→ WHAT YOU NEED TO DO:
Output nothing but the number of lines that include the word "我们要树立和增强危机意识和防范意识".
═══ GIVEN DATA
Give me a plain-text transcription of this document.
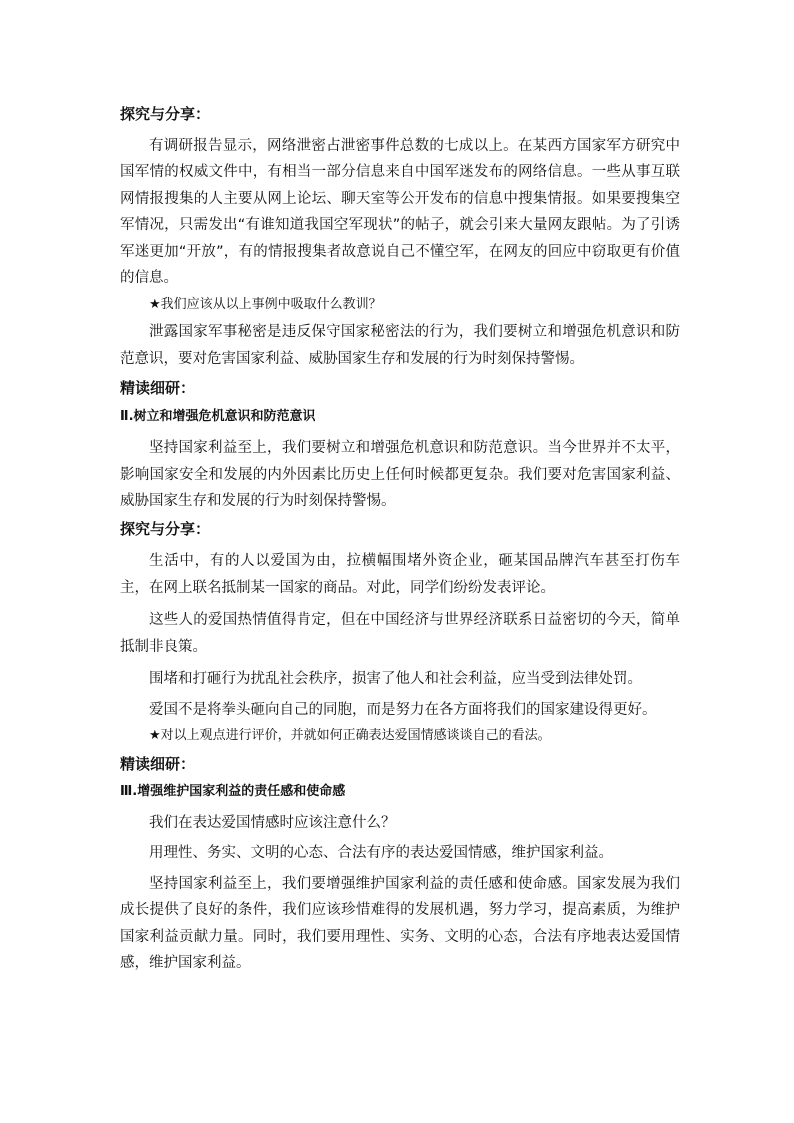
探究与分享：

有调研报告显示，网络泄密占泄密事件总数的七成以上。在某西方国家军方研究中国军情的权威文件中，有相当一部分信息来自中国军迷发布的网络信息。一些从事互联网情报搜集的人主要从网上论坛、聊天室等公开发布的信息中搜集情报。如果要搜集空军情况，只需发出“有谁知道我国空军现状”的帖子，就会引来大量网友跟帖。为了引诱军迷更加“开放”，有的情报搜集者故意说自己不懂空军，在网友的回应中窃取更有价值的信息。

★我们应该从以上事例中吸取什么教训？

泄露国家军事秘密是违反保守国家秘密法的行为，我们要树立和增强危机意识和防范意识，要对危害国家利益、威胁国家生存和发展的行为时刻保持警惕。

精读细研：

Ⅱ.树立和增强危机意识和防范意识

坚持国家利益至上，我们要树立和增强危机意识和防范意识。当今世界并不太平，影响国家安全和发展的内外因素比历史上任何时候都更复杂。我们要对危害国家利益、威胁国家生存和发展的行为时刻保持警惕。

探究与分享：

生活中，有的人以爱国为由，拉横幅围堵外资企业，砸某国品牌汽车甚至打伤车主，在网上联名抵制某一国家的商品。对此，同学们纷纷发表评论。

这些人的爱国热情值得肯定，但在中国经济与世界经济联系日益密切的今天，简单抵制非良策。

围堵和打砸行为扰乱社会秩序，损害了他人和社会利益，应当受到法律处罚。

爱国不是将拳头砸向自己的同胞，而是努力在各方面将我们的国家建设得更好。

★对以上观点进行评价，并就如何正确表达爱国情感谈谈自己的看法。

精读细研：

Ⅲ.增强维护国家利益的责任感和使命感

我们在表达爱国情感时应该注意什么？

用理性、务实、文明的心态、合法有序的表达爱国情感，维护国家利益。

坚持国家利益至上，我们要增强维护国家利益的责任感和使命感。国家发展为我们成长提供了良好的条件，我们应该珍惜难得的发展机遇，努力学习，提高素质，为维护国家利益贡献力量。同时，我们要用理性、实务、文明的心态，合法有序地表达爱国情感，维护国家利益。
══════
→ PROBLEM SOLUTION:
2